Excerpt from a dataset

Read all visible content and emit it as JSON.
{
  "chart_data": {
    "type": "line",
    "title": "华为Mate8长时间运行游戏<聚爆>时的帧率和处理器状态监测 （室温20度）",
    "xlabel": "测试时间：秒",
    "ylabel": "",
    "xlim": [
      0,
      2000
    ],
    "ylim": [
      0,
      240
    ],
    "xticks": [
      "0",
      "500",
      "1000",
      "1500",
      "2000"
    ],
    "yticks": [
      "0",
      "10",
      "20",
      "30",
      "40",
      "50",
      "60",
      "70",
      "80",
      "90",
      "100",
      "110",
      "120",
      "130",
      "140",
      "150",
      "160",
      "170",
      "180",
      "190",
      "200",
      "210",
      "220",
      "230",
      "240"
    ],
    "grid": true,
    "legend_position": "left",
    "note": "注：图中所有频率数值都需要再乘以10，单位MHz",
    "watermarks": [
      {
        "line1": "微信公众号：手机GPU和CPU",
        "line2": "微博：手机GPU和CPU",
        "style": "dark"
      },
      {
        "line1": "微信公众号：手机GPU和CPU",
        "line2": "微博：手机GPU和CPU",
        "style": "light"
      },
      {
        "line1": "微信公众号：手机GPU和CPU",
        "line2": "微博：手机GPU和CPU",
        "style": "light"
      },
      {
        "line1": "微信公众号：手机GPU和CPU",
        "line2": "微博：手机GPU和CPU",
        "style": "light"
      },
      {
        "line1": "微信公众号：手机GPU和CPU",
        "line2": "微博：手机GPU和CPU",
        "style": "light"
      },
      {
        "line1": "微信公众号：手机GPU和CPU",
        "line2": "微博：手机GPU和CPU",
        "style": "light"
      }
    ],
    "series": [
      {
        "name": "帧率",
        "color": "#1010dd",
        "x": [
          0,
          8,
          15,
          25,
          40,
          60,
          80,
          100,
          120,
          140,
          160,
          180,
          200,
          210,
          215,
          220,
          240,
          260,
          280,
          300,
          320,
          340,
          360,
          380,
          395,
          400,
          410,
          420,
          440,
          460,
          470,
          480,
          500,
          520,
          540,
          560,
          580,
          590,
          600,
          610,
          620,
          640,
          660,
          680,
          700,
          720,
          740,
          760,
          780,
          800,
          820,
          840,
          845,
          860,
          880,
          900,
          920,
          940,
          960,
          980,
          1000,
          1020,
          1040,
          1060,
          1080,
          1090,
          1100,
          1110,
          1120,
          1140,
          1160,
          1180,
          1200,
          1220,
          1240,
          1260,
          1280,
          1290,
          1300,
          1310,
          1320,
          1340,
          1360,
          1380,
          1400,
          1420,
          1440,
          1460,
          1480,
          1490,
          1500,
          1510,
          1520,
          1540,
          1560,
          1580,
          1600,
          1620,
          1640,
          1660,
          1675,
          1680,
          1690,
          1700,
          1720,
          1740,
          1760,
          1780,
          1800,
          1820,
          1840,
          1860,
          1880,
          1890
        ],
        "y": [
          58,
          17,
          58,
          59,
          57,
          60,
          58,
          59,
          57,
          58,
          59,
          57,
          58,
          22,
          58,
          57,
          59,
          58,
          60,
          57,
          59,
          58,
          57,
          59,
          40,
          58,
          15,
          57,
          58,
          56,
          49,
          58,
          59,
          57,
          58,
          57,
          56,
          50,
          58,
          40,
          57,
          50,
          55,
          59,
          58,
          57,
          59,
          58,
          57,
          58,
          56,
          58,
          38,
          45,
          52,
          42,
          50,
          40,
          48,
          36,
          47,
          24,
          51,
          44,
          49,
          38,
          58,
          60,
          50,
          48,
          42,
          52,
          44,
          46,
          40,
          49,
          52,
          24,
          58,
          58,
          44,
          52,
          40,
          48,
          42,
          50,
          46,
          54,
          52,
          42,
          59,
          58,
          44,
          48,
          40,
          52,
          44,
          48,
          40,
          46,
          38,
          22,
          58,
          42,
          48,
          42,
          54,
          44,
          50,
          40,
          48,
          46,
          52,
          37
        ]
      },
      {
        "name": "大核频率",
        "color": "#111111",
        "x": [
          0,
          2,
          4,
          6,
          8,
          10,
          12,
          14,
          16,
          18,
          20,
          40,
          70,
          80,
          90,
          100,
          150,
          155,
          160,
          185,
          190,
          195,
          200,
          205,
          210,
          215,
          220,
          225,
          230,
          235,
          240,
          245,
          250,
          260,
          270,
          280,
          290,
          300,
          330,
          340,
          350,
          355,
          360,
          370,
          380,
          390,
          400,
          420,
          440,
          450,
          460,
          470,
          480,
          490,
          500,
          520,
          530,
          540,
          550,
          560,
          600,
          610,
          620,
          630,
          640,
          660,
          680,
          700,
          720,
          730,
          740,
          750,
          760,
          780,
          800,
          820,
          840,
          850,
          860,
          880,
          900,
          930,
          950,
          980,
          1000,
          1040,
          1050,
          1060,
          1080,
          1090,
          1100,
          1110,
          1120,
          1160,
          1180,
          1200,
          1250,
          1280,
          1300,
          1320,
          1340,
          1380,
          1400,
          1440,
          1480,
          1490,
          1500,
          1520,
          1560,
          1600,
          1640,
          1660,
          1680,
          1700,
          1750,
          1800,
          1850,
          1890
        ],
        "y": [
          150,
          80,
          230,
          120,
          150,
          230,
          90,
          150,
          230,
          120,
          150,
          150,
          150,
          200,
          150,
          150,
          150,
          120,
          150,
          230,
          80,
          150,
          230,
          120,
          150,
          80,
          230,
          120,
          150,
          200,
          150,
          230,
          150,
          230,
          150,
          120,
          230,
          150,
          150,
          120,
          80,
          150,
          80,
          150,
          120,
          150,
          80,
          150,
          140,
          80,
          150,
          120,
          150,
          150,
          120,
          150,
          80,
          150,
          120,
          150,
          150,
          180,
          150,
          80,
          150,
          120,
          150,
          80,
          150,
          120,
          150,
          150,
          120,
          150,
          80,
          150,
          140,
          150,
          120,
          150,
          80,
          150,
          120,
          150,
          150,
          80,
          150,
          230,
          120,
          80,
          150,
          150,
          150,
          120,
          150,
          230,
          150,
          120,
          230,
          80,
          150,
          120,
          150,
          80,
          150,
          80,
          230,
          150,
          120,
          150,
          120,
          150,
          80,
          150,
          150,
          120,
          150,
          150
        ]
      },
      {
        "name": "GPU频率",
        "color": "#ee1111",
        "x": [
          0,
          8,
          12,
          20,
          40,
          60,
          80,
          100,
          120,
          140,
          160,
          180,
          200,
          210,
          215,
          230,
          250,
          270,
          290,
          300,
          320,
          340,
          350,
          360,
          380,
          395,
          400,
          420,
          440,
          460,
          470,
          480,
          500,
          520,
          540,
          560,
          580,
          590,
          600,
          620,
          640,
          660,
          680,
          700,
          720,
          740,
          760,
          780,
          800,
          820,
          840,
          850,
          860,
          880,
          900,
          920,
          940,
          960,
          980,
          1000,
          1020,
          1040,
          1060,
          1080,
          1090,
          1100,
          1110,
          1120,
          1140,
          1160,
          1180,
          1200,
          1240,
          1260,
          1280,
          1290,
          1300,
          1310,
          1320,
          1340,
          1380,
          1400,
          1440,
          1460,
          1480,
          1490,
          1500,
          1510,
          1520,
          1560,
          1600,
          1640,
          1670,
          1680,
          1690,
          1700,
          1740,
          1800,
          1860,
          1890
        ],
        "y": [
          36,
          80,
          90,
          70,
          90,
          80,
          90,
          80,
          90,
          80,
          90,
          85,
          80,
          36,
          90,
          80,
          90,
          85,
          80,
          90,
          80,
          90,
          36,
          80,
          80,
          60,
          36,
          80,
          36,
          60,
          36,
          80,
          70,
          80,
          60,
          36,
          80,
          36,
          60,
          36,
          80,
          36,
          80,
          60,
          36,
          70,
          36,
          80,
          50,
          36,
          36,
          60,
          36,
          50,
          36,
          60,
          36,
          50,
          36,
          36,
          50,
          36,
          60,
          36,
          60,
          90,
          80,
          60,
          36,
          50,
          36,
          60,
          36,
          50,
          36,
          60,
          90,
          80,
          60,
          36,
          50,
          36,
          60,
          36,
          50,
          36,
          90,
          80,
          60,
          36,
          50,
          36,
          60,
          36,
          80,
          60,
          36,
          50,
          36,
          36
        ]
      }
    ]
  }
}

DIRECTIVE ▸
In the listing, find every line with the word "color" and state how many there are, nothing more.

EXERCISE OUTPUT ▸
3